» What is being asked
Collect each line of the entries that holds the string "pamokas".

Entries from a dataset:
━━━━
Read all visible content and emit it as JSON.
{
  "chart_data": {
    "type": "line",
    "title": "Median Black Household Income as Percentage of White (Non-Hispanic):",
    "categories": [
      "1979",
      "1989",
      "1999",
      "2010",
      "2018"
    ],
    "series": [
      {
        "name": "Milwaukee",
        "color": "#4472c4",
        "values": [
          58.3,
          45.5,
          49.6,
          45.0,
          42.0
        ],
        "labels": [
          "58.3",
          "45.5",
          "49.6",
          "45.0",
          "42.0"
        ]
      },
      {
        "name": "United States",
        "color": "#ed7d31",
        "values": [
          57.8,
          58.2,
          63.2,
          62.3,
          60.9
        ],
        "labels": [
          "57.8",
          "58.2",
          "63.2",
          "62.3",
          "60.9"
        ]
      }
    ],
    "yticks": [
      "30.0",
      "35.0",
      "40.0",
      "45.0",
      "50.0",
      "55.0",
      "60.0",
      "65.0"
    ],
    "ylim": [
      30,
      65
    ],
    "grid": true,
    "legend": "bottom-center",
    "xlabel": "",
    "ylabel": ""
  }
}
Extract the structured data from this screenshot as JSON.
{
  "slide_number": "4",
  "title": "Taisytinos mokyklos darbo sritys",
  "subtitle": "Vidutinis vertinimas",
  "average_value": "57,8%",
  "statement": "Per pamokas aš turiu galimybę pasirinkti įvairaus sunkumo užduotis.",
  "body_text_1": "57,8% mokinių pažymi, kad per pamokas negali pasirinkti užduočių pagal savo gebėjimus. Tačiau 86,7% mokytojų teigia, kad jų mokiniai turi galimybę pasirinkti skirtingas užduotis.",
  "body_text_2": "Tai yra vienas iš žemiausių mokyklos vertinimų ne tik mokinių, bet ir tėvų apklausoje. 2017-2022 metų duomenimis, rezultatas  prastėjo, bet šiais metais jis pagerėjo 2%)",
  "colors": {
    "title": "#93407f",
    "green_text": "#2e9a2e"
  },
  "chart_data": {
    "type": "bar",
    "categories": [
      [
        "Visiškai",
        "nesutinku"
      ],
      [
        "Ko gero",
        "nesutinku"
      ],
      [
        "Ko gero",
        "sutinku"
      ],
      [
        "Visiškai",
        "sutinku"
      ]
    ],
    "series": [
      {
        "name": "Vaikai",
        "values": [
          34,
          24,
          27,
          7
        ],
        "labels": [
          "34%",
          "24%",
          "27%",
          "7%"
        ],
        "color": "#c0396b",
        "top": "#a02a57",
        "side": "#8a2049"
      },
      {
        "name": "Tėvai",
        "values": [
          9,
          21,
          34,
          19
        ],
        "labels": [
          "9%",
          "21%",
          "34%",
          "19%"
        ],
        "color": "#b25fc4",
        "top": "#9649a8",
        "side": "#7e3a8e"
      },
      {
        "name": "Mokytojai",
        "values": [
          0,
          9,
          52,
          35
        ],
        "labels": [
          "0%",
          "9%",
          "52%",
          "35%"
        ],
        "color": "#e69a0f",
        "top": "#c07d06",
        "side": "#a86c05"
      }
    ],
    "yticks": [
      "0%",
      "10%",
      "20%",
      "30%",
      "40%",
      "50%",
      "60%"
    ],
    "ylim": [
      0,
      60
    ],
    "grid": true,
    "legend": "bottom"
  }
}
━━━━
» Written answer
  "statement": "Per pamokas aš turiu galimybę pasirinkti įvairaus sunkumo užduotis.",
  "body_text_1": "57,8% mokinių pažymi, kad per pamokas negali pasirinkti užduočių pagal savo gebėjimus. Tačiau 86,7% mokytojų teigia, kad jų mokiniai turi galimybę pasirinkti skirtingas užduotis.",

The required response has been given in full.